Data records:

--- Start ---

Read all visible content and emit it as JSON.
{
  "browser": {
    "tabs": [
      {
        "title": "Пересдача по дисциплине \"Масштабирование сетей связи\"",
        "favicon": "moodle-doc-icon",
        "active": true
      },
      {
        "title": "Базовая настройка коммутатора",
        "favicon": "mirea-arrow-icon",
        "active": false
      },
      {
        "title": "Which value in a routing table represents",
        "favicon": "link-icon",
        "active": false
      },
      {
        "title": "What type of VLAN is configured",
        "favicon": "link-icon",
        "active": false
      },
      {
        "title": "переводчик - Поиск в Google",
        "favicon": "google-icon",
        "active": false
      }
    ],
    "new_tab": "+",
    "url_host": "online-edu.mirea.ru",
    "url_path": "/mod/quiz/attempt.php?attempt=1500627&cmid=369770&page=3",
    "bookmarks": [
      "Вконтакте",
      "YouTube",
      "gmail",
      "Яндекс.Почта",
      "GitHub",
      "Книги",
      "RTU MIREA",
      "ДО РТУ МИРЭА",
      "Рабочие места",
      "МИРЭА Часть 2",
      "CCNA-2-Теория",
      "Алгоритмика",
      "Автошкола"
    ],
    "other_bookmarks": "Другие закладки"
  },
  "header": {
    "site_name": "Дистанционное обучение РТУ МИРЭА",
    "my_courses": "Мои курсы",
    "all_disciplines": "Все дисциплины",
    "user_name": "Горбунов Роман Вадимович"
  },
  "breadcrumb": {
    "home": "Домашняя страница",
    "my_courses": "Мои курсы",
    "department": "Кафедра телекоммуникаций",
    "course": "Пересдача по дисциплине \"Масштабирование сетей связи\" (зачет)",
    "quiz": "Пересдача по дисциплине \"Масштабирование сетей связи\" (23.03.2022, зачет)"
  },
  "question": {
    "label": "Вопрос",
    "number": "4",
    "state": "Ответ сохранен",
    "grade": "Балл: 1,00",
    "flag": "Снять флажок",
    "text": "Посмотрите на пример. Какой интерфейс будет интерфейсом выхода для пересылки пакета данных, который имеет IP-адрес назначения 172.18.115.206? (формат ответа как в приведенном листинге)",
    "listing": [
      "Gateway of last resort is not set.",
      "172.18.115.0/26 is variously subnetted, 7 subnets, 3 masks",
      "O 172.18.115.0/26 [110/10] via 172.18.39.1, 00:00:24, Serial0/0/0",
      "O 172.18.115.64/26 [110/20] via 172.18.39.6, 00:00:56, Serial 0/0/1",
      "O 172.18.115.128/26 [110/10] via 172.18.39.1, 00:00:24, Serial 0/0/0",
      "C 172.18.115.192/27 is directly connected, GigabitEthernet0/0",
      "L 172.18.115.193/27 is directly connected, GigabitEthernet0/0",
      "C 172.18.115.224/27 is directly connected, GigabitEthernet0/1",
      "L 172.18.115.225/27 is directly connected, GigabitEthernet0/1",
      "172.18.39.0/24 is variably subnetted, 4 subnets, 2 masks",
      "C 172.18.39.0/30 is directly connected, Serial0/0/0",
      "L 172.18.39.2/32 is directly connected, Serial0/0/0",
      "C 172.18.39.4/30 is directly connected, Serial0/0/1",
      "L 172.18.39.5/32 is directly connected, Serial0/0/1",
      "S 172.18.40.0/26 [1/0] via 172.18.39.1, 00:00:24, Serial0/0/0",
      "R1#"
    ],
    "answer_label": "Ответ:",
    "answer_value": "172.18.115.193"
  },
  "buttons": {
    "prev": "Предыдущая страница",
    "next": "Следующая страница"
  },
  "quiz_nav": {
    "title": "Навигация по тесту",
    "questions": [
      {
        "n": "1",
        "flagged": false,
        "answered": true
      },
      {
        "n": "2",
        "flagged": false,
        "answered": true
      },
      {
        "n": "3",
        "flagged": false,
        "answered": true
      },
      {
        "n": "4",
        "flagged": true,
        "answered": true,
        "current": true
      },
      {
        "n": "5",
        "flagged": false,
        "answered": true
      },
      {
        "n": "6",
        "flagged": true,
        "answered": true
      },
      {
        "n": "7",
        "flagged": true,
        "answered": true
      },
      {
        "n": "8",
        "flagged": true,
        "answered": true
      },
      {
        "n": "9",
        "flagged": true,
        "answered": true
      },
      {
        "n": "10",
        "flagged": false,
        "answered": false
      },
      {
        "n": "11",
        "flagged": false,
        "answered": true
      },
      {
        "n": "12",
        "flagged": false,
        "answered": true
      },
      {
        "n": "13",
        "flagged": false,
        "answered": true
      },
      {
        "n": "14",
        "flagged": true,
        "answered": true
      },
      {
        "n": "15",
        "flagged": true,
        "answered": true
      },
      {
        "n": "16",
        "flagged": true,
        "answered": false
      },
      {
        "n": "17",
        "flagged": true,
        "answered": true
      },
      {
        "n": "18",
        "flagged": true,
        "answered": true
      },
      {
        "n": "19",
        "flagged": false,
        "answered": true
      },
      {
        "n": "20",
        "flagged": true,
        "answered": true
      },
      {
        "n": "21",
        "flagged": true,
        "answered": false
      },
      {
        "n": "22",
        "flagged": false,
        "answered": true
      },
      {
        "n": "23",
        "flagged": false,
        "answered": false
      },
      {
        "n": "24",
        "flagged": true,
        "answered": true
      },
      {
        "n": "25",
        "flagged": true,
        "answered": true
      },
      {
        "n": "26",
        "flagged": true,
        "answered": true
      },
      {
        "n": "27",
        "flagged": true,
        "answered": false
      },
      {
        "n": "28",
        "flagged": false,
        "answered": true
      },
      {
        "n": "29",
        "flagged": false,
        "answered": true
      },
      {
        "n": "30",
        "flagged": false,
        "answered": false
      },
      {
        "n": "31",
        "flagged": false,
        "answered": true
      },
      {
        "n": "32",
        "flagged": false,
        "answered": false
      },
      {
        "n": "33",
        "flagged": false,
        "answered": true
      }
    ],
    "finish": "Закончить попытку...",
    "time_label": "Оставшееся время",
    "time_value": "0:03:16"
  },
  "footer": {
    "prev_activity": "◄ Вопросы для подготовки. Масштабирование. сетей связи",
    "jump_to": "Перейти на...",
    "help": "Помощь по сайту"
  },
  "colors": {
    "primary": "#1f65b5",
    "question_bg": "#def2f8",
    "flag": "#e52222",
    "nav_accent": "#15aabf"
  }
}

--- End ---

— YOUR INSTRUCTIONS —
Every line above should be written out again exactly as it stands.

— SOLVED EXERCISE —
Read all visible content and emit it as JSON.
{
  "browser": {
    "tabs": [
      {
        "title": "Пересдача по дисциплине \"Масштабирование сетей связи\"",
        "favicon": "moodle-doc-icon",
        "active": true
      },
      {
        "title": "Базовая настройка коммутатора",
        "favicon": "mirea-arrow-icon",
        "active": false
      },
      {
        "title": "Which value in a routing table represents",
        "favicon": "link-icon",
        "active": false
      },
      {
        "title": "What type of VLAN is configured",
        "favicon": "link-icon",
        "active": false
      },
      {
        "title": "переводчик - Поиск в Google",
        "favicon": "google-icon",
        "active": false
      }
    ],
    "new_tab": "+",
    "url_host": "online-edu.mirea.ru",
    "url_path": "/mod/quiz/attempt.php?attempt=1500627&cmid=369770&page=3",
    "bookmarks": [
      "Вконтакте",
      "YouTube",
      "gmail",
      "Яндекс.Почта",
      "GitHub",
      "Книги",
      "RTU MIREA",
      "ДО РТУ МИРЭА",
      "Рабочие места",
      "МИРЭА Часть 2",
      "CCNA-2-Теория",
      "Алгоритмика",
      "Автошкола"
    ],
    "other_bookmarks": "Другие закладки"
  },
  "header": {
    "site_name": "Дистанционное обучение РТУ МИРЭА",
    "my_courses": "Мои курсы",
    "all_disciplines": "Все дисциплины",
    "user_name": "Горбунов Роман Вадимович"
  },
  "breadcrumb": {
    "home": "Домашняя страница",
    "my_courses": "Мои курсы",
    "department": "Кафедра телекоммуникаций",
    "course": "Пересдача по дисциплине \"Масштабирование сетей связи\" (зачет)",
    "quiz": "Пересдача по дисциплине \"Масштабирование сетей связи\" (23.03.2022, зачет)"
  },
  "question": {
    "label": "Вопрос",
    "number": "4",
    "state": "Ответ сохранен",
    "grade": "Балл: 1,00",
    "flag": "Снять флажок",
    "text": "Посмотрите на пример. Какой интерфейс будет интерфейсом выхода для пересылки пакета данных, который имеет IP-адрес назначения 172.18.115.206? (формат ответа как в приведенном листинге)",
    "listing": [
      "Gateway of last resort is not set.",
      "172.18.115.0/26 is variously subnetted, 7 subnets, 3 masks",
      "O 172.18.115.0/26 [110/10] via 172.18.39.1, 00:00:24, Serial0/0/0",
      "O 172.18.115.64/26 [110/20] via 172.18.39.6, 00:00:56, Serial 0/0/1",
      "O 172.18.115.128/26 [110/10] via 172.18.39.1, 00:00:24, Serial 0/0/0",
      "C 172.18.115.192/27 is directly connected, GigabitEthernet0/0",
      "L 172.18.115.193/27 is directly connected, GigabitEthernet0/0",
      "C 172.18.115.224/27 is directly connected, GigabitEthernet0/1",
      "L 172.18.115.225/27 is directly connected, GigabitEthernet0/1",
      "172.18.39.0/24 is variably subnetted, 4 subnets, 2 masks",
      "C 172.18.39.0/30 is directly connected, Serial0/0/0",
      "L 172.18.39.2/32 is directly connected, Serial0/0/0",
      "C 172.18.39.4/30 is directly connected, Serial0/0/1",
      "L 172.18.39.5/32 is directly connected, Serial0/0/1",
      "S 172.18.40.0/26 [1/0] via 172.18.39.1, 00:00:24, Serial0/0/0",
      "R1#"
    ],
    "answer_label": "Ответ:",
    "answer_value": "172.18.115.193"
  },
  "buttons": {
    "prev": "Предыдущая страница",
    "next": "Следующая страница"
  },
  "quiz_nav": {
    "title": "Навигация по тесту",
    "questions": [
      {
        "n": "1",
        "flagged": false,
        "answered": true
      },
      {
        "n": "2",
        "flagged": false,
        "answered": true
      },
      {
        "n": "3",
        "flagged": false,
        "answered": true
      },
      {
        "n": "4",
        "flagged": true,
        "answered": true,
        "current": true
      },
      {
        "n": "5",
        "flagged": false,
        "answered": true
      },
      {
        "n": "6",
        "flagged": true,
        "answered": true
      },
      {
        "n": "7",
        "flagged": true,
        "answered": true
      },
      {
        "n": "8",
        "flagged": true,
        "answered": true
      },
      {
        "n": "9",
        "flagged": true,
        "answered": true
      },
      {
        "n": "10",
        "flagged": false,
        "answered": false
      },
      {
        "n": "11",
        "flagged": false,
        "answered": true
      },
      {
        "n": "12",
        "flagged": false,
        "answered": true
      },
      {
        "n": "13",
        "flagged": false,
        "answered": true
      },
      {
        "n": "14",
        "flagged": true,
        "answered": true
      },
      {
        "n": "15",
        "flagged": true,
        "answered": true
      },
      {
        "n": "16",
        "flagged": true,
        "answered": false
      },
      {
        "n": "17",
        "flagged": true,
        "answered": true
      },
      {
        "n": "18",
        "flagged": true,
        "answered": true
      },
      {
        "n": "19",
        "flagged": false,
        "answered": true
      },
      {
        "n": "20",
        "flagged": true,
        "answered": true
      },
      {
        "n": "21",
        "flagged": true,
        "answered": false
      },
      {
        "n": "22",
        "flagged": false,
        "answered": true
      },
      {
        "n": "23",
        "flagged": false,
        "answered": false
      },
      {
        "n": "24",
        "flagged": true,
        "answered": true
      },
      {
        "n": "25",
        "flagged": true,
        "answered": true
      },
      {
        "n": "26",
        "flagged": true,
        "answered": true
      },
      {
        "n": "27",
        "flagged": true,
        "answered": false
      },
      {
        "n": "28",
        "flagged": false,
        "answered": true
      },
      {
        "n": "29",
        "flagged": false,
        "answered": true
      },
      {
        "n": "30",
        "flagged": false,
        "answered": false
      },
      {
        "n": "31",
        "flagged": false,
        "answered": true
      },
      {
        "n": "32",
        "flagged": false,
        "answered": false
      },
      {
        "n": "33",
        "flagged": false,
        "answered": true
      }
    ],
    "finish": "Закончить попытку...",
    "time_label": "Оставшееся время",
    "time_value": "0:03:16"
  },
  "footer": {
    "prev_activity": "◄ Вопросы для подготовки. Масштабирование. сетей связи",
    "jump_to": "Перейти на...",
    "help": "Помощь по сайту"
  },
  "colors": {
    "primary": "#1f65b5",
    "question_bg": "#def2f8",
    "flag": "#e52222",
    "nav_accent": "#15aabf"
  }
}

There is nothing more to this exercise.